• _THE TASK_
Since only the total matters, count the lines of these entries containing the word "verified" and write that total alone.

(RECORDS PROVIDED)

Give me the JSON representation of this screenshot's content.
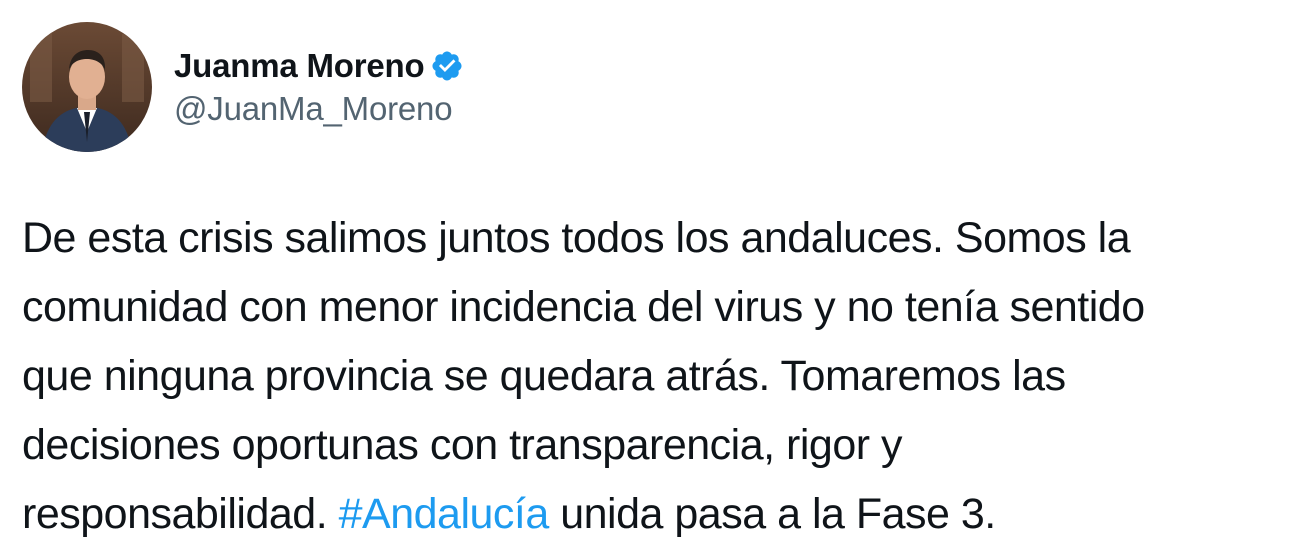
{
  "author": {
    "display_name": "Juanma Moreno",
    "handle": "@JuanMa_Moreno",
    "verified": true,
    "verified_icon": "verified-badge-icon",
    "badge_color": "#1d9bf0"
  },
  "tweet": {
    "lines": [
      {
        "text": "De esta crisis salimos juntos todos los andaluces. Somos la"
      },
      {
        "text": "comunidad con menor incidencia del virus y no tenía sentido"
      },
      {
        "text": "que ninguna provincia se quedara atrás. Tomaremos las"
      },
      {
        "text": "decisiones oportunas con transparencia, rigor y"
      },
      {
        "before": "responsabilidad. ",
        "hashtag": "#Andalucía",
        "after": " unida pasa a la Fase 3."
      }
    ]
  },
  "colors": {
    "text": "#0f1419",
    "secondary_text": "#536471",
    "link": "#1d9bf0",
    "background": "#ffffff"
  }
}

(End RECORDS PROVIDED)

• _SOLVED EXERCISE_
2